WHAT IS EXPECTED »
Set the listing down unchanged, minus every embedded image.

(Extracts from a graphics dataset)
-.-.-
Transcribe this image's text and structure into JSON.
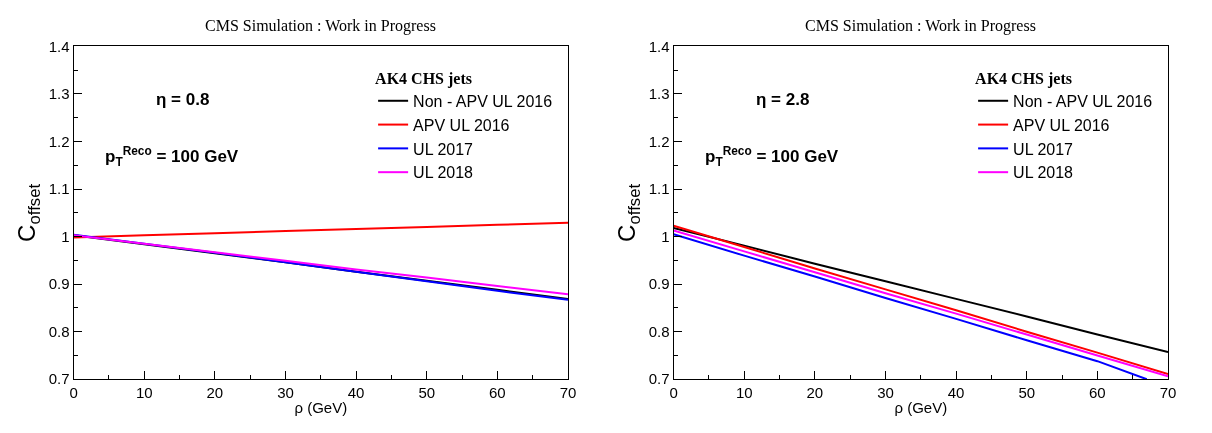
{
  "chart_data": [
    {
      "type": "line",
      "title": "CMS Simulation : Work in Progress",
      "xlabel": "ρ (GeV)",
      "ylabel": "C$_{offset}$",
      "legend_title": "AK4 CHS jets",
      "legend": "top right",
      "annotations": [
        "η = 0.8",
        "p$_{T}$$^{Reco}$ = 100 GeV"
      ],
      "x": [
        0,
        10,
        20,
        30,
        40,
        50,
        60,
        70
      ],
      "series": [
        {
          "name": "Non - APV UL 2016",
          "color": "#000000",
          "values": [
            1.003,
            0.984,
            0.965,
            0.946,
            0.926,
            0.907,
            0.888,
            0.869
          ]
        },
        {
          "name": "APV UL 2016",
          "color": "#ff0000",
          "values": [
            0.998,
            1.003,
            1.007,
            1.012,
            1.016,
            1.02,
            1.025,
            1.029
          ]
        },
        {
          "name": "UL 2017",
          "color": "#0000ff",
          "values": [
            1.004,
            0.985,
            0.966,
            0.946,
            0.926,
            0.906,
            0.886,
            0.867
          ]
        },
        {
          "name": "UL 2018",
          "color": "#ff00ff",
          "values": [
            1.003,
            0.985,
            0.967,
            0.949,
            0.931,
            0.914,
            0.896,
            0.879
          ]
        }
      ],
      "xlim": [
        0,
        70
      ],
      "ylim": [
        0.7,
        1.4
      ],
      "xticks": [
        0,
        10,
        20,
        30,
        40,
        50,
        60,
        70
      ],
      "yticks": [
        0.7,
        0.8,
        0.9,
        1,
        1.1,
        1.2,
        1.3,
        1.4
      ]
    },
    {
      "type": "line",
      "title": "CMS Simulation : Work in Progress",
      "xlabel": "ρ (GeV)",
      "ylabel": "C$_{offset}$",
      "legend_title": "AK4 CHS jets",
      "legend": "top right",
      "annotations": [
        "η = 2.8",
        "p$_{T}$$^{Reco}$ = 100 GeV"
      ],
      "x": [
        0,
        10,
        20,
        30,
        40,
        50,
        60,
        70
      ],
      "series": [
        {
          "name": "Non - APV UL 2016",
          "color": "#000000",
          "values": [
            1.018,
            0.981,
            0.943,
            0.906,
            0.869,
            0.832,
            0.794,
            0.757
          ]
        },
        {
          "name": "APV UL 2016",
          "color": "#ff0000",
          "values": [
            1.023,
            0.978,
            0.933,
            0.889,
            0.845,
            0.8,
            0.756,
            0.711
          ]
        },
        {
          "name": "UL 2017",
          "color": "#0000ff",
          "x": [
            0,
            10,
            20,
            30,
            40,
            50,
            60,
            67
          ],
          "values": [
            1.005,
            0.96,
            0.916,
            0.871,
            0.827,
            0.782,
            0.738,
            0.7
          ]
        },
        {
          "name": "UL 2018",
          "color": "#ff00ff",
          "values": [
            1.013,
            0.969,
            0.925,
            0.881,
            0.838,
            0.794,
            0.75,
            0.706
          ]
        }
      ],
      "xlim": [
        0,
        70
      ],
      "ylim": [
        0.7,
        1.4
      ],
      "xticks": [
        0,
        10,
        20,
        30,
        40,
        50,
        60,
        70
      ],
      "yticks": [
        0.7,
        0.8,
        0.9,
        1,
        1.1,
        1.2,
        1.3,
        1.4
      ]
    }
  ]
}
-.-.-
FINAL RESULT »
Transcribe this image's text and structure into JSON.
{
  "chart_data": [
    {
      "type": "line",
      "title": "CMS Simulation : Work in Progress",
      "xlabel": "ρ (GeV)",
      "ylabel": "C$_{offset}$",
      "legend_title": "AK4 CHS jets",
      "legend": "top right",
      "annotations": [
        "η = 0.8",
        "p$_{T}$$^{Reco}$ = 100 GeV"
      ],
      "x": [
        0,
        10,
        20,
        30,
        40,
        50,
        60,
        70
      ],
      "series": [
        {
          "name": "Non - APV UL 2016",
          "color": "#000000",
          "values": [
            1.003,
            0.984,
            0.965,
            0.946,
            0.926,
            0.907,
            0.888,
            0.869
          ]
        },
        {
          "name": "APV UL 2016",
          "color": "#ff0000",
          "values": [
            0.998,
            1.003,
            1.007,
            1.012,
            1.016,
            1.02,
            1.025,
            1.029
          ]
        },
        {
          "name": "UL 2017",
          "color": "#0000ff",
          "values": [
            1.004,
            0.985,
            0.966,
            0.946,
            0.926,
            0.906,
            0.886,
            0.867
          ]
        },
        {
          "name": "UL 2018",
          "color": "#ff00ff",
          "values": [
            1.003,
            0.985,
            0.967,
            0.949,
            0.931,
            0.914,
            0.896,
            0.879
          ]
        }
      ],
      "xlim": [
        0,
        70
      ],
      "ylim": [
        0.7,
        1.4
      ],
      "xticks": [
        0,
        10,
        20,
        30,
        40,
        50,
        60,
        70
      ],
      "yticks": [
        0.7,
        0.8,
        0.9,
        1,
        1.1,
        1.2,
        1.3,
        1.4
      ]
    },
    {
      "type": "line",
      "title": "CMS Simulation : Work in Progress",
      "xlabel": "ρ (GeV)",
      "ylabel": "C$_{offset}$",
      "legend_title": "AK4 CHS jets",
      "legend": "top right",
      "annotations": [
        "η = 2.8",
        "p$_{T}$$^{Reco}$ = 100 GeV"
      ],
      "x": [
        0,
        10,
        20,
        30,
        40,
        50,
        60,
        70
      ],
      "series": [
        {
          "name": "Non - APV UL 2016",
          "color": "#000000",
          "values": [
            1.018,
            0.981,
            0.943,
            0.906,
            0.869,
            0.832,
            0.794,
            0.757
          ]
        },
        {
          "name": "APV UL 2016",
          "color": "#ff0000",
          "values": [
            1.023,
            0.978,
            0.933,
            0.889,
            0.845,
            0.8,
            0.756,
            0.711
          ]
        },
        {
          "name": "UL 2017",
          "color": "#0000ff",
          "x": [
            0,
            10,
            20,
            30,
            40,
            50,
            60,
            67
          ],
          "values": [
            1.005,
            0.96,
            0.916,
            0.871,
            0.827,
            0.782,
            0.738,
            0.7
          ]
        },
        {
          "name": "UL 2018",
          "color": "#ff00ff",
          "values": [
            1.013,
            0.969,
            0.925,
            0.881,
            0.838,
            0.794,
            0.75,
            0.706
          ]
        }
      ],
      "xlim": [
        0,
        70
      ],
      "ylim": [
        0.7,
        1.4
      ],
      "xticks": [
        0,
        10,
        20,
        30,
        40,
        50,
        60,
        70
      ],
      "yticks": [
        0.7,
        0.8,
        0.9,
        1,
        1.1,
        1.2,
        1.3,
        1.4
      ]
    }
  ]
}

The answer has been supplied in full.